(DATASET ROWS)

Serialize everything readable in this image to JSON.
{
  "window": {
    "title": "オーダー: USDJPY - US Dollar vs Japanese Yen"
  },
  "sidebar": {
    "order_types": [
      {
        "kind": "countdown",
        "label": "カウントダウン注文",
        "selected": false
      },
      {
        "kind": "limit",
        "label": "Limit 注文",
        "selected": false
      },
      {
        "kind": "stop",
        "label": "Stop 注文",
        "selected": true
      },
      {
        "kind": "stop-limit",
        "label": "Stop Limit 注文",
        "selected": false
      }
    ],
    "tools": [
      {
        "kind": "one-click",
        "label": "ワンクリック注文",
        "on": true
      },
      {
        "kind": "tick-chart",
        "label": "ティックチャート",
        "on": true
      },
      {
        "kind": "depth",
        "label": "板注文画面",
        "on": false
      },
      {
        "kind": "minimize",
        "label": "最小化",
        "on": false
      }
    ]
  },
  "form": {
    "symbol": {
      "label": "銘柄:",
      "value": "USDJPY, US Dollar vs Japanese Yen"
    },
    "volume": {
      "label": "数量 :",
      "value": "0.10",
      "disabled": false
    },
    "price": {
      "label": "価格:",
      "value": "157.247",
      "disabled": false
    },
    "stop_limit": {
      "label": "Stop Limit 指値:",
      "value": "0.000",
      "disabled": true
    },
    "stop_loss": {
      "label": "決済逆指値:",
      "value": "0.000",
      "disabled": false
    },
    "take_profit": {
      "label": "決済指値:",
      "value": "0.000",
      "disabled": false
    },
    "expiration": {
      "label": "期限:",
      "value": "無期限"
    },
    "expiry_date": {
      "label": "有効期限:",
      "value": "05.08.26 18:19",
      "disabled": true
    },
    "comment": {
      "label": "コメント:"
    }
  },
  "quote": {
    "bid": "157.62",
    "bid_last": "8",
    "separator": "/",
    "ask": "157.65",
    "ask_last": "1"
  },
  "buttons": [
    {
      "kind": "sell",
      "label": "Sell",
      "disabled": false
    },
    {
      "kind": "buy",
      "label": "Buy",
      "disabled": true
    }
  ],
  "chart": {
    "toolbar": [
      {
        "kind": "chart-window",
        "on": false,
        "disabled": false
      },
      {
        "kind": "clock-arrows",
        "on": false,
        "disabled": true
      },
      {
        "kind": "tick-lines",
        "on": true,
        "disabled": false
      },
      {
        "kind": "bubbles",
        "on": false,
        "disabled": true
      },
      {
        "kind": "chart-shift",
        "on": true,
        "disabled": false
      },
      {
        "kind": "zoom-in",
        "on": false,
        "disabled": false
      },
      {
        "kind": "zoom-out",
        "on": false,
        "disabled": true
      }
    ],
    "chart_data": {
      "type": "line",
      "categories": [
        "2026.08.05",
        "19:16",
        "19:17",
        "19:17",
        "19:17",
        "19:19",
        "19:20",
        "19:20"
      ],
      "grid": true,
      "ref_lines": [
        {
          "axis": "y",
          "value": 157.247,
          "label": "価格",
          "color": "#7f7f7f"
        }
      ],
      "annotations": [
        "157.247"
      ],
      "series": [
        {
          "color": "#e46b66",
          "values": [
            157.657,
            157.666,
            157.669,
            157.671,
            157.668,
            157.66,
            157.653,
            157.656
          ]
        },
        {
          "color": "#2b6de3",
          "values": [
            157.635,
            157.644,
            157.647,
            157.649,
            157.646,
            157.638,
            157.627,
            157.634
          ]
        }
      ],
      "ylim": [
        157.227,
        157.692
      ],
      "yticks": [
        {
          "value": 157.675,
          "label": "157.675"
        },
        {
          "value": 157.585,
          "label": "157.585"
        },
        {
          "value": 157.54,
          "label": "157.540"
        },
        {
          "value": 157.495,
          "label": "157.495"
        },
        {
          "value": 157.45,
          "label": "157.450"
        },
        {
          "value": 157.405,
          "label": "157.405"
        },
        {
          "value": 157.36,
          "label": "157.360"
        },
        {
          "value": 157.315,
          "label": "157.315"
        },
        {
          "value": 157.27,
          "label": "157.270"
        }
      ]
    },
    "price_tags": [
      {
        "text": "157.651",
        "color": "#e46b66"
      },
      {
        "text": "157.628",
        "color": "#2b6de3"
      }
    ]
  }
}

(TASK TO COMPLETE) Write an exact transcription of every entry above.

(THE OUTPUT)
Serialize everything readable in this image to JSON.
{
  "window": {
    "title": "オーダー: USDJPY - US Dollar vs Japanese Yen"
  },
  "sidebar": {
    "order_types": [
      {
        "kind": "countdown",
        "label": "カウントダウン注文",
        "selected": false
      },
      {
        "kind": "limit",
        "label": "Limit 注文",
        "selected": false
      },
      {
        "kind": "stop",
        "label": "Stop 注文",
        "selected": true
      },
      {
        "kind": "stop-limit",
        "label": "Stop Limit 注文",
        "selected": false
      }
    ],
    "tools": [
      {
        "kind": "one-click",
        "label": "ワンクリック注文",
        "on": true
      },
      {
        "kind": "tick-chart",
        "label": "ティックチャート",
        "on": true
      },
      {
        "kind": "depth",
        "label": "板注文画面",
        "on": false
      },
      {
        "kind": "minimize",
        "label": "最小化",
        "on": false
      }
    ]
  },
  "form": {
    "symbol": {
      "label": "銘柄:",
      "value": "USDJPY, US Dollar vs Japanese Yen"
    },
    "volume": {
      "label": "数量 :",
      "value": "0.10",
      "disabled": false
    },
    "price": {
      "label": "価格:",
      "value": "157.247",
      "disabled": false
    },
    "stop_limit": {
      "label": "Stop Limit 指値:",
      "value": "0.000",
      "disabled": true
    },
    "stop_loss": {
      "label": "決済逆指値:",
      "value": "0.000",
      "disabled": false
    },
    "take_profit": {
      "label": "決済指値:",
      "value": "0.000",
      "disabled": false
    },
    "expiration": {
      "label": "期限:",
      "value": "無期限"
    },
    "expiry_date": {
      "label": "有効期限:",
      "value": "05.08.26 18:19",
      "disabled": true
    },
    "comment": {
      "label": "コメント:"
    }
  },
  "quote": {
    "bid": "157.62",
    "bid_last": "8",
    "separator": "/",
    "ask": "157.65",
    "ask_last": "1"
  },
  "buttons": [
    {
      "kind": "sell",
      "label": "Sell",
      "disabled": false
    },
    {
      "kind": "buy",
      "label": "Buy",
      "disabled": true
    }
  ],
  "chart": {
    "toolbar": [
      {
        "kind": "chart-window",
        "on": false,
        "disabled": false
      },
      {
        "kind": "clock-arrows",
        "on": false,
        "disabled": true
      },
      {
        "kind": "tick-lines",
        "on": true,
        "disabled": false
      },
      {
        "kind": "bubbles",
        "on": false,
        "disabled": true
      },
      {
        "kind": "chart-shift",
        "on": true,
        "disabled": false
      },
      {
        "kind": "zoom-in",
        "on": false,
        "disabled": false
      },
      {
        "kind": "zoom-out",
        "on": false,
        "disabled": true
      }
    ],
    "chart_data": {
      "type": "line",
      "categories": [
        "2026.08.05",
        "19:16",
        "19:17",
        "19:17",
        "19:17",
        "19:19",
        "19:20",
        "19:20"
      ],
      "grid": true,
      "ref_lines": [
        {
          "axis": "y",
          "value": 157.247,
          "label": "価格",
          "color": "#7f7f7f"
        }
      ],
      "annotations": [
        "157.247"
      ],
      "series": [
        {
          "color": "#e46b66",
          "values": [
            157.657,
            157.666,
            157.669,
            157.671,
            157.668,
            157.66,
            157.653,
            157.656
          ]
        },
        {
          "color": "#2b6de3",
          "values": [
            157.635,
            157.644,
            157.647,
            157.649,
            157.646,
            157.638,
            157.627,
            157.634
          ]
        }
      ],
      "ylim": [
        157.227,
        157.692
      ],
      "yticks": [
        {
          "value": 157.675,
          "label": "157.675"
        },
        {
          "value": 157.585,
          "label": "157.585"
        },
        {
          "value": 157.54,
          "label": "157.540"
        },
        {
          "value": 157.495,
          "label": "157.495"
        },
        {
          "value": 157.45,
          "label": "157.450"
        },
        {
          "value": 157.405,
          "label": "157.405"
        },
        {
          "value": 157.36,
          "label": "157.360"
        },
        {
          "value": 157.315,
          "label": "157.315"
        },
        {
          "value": 157.27,
          "label": "157.270"
        }
      ]
    },
    "price_tags": [
      {
        "text": "157.651",
        "color": "#e46b66"
      },
      {
        "text": "157.628",
        "color": "#2b6de3"
      }
    ]
  }
}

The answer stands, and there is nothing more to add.